* start EXERCISE INPUTS *

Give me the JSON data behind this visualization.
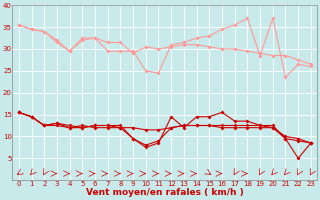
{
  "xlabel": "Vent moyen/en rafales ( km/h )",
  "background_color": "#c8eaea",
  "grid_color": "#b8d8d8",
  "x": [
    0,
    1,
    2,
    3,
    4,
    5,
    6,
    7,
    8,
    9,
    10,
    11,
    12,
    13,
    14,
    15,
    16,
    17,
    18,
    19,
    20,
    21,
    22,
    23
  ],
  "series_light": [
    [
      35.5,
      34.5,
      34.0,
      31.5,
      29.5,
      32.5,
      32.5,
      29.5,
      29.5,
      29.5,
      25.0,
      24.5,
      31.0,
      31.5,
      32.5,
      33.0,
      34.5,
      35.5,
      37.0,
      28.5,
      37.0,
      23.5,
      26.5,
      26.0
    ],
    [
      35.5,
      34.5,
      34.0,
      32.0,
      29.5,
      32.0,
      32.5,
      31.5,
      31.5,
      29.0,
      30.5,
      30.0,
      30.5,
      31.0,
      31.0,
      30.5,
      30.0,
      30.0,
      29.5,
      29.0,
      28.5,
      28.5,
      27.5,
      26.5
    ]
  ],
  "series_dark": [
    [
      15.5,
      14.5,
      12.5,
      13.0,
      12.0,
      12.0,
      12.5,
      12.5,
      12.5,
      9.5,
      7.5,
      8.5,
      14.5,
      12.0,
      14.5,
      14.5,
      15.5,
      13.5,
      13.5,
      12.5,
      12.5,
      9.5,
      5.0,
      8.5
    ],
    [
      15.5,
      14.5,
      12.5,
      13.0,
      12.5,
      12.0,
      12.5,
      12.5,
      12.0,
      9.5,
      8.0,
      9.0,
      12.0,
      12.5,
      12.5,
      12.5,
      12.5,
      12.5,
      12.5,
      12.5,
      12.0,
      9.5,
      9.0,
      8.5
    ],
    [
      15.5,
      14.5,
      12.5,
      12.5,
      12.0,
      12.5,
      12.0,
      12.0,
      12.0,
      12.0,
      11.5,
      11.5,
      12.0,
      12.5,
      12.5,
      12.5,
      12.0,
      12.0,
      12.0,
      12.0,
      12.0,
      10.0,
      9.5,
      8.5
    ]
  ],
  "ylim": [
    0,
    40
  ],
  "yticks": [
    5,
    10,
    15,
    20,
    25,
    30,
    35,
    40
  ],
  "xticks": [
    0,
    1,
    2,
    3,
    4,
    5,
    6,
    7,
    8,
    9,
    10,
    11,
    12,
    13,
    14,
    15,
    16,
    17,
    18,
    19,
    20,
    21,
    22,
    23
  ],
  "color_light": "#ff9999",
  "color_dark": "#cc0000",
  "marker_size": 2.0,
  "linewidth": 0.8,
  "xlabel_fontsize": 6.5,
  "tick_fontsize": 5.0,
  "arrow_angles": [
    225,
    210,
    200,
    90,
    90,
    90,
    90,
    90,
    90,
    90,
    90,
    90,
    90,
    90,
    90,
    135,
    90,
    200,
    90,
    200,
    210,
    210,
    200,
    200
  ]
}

* end EXERCISE INPUTS *

**DIRECTIONS FOR THIS TASK:** What is needed is an exact reproduction of the data, pictures excluded.

**SOLUTION:**
Give me the JSON data behind this visualization.
{
  "xlabel": "Vent moyen/en rafales ( km/h )",
  "background_color": "#c8eaea",
  "grid_color": "#b8d8d8",
  "x": [
    0,
    1,
    2,
    3,
    4,
    5,
    6,
    7,
    8,
    9,
    10,
    11,
    12,
    13,
    14,
    15,
    16,
    17,
    18,
    19,
    20,
    21,
    22,
    23
  ],
  "series_light": [
    [
      35.5,
      34.5,
      34.0,
      31.5,
      29.5,
      32.5,
      32.5,
      29.5,
      29.5,
      29.5,
      25.0,
      24.5,
      31.0,
      31.5,
      32.5,
      33.0,
      34.5,
      35.5,
      37.0,
      28.5,
      37.0,
      23.5,
      26.5,
      26.0
    ],
    [
      35.5,
      34.5,
      34.0,
      32.0,
      29.5,
      32.0,
      32.5,
      31.5,
      31.5,
      29.0,
      30.5,
      30.0,
      30.5,
      31.0,
      31.0,
      30.5,
      30.0,
      30.0,
      29.5,
      29.0,
      28.5,
      28.5,
      27.5,
      26.5
    ]
  ],
  "series_dark": [
    [
      15.5,
      14.5,
      12.5,
      13.0,
      12.0,
      12.0,
      12.5,
      12.5,
      12.5,
      9.5,
      7.5,
      8.5,
      14.5,
      12.0,
      14.5,
      14.5,
      15.5,
      13.5,
      13.5,
      12.5,
      12.5,
      9.5,
      5.0,
      8.5
    ],
    [
      15.5,
      14.5,
      12.5,
      13.0,
      12.5,
      12.0,
      12.5,
      12.5,
      12.0,
      9.5,
      8.0,
      9.0,
      12.0,
      12.5,
      12.5,
      12.5,
      12.5,
      12.5,
      12.5,
      12.5,
      12.0,
      9.5,
      9.0,
      8.5
    ],
    [
      15.5,
      14.5,
      12.5,
      12.5,
      12.0,
      12.5,
      12.0,
      12.0,
      12.0,
      12.0,
      11.5,
      11.5,
      12.0,
      12.5,
      12.5,
      12.5,
      12.0,
      12.0,
      12.0,
      12.0,
      12.0,
      10.0,
      9.5,
      8.5
    ]
  ],
  "ylim": [
    0,
    40
  ],
  "yticks": [
    5,
    10,
    15,
    20,
    25,
    30,
    35,
    40
  ],
  "xticks": [
    0,
    1,
    2,
    3,
    4,
    5,
    6,
    7,
    8,
    9,
    10,
    11,
    12,
    13,
    14,
    15,
    16,
    17,
    18,
    19,
    20,
    21,
    22,
    23
  ],
  "color_light": "#ff9999",
  "color_dark": "#cc0000",
  "marker_size": 2.0,
  "linewidth": 0.8,
  "xlabel_fontsize": 6.5,
  "tick_fontsize": 5.0,
  "arrow_angles": [
    225,
    210,
    200,
    90,
    90,
    90,
    90,
    90,
    90,
    90,
    90,
    90,
    90,
    90,
    90,
    135,
    90,
    200,
    90,
    200,
    210,
    210,
    200,
    200
  ]
}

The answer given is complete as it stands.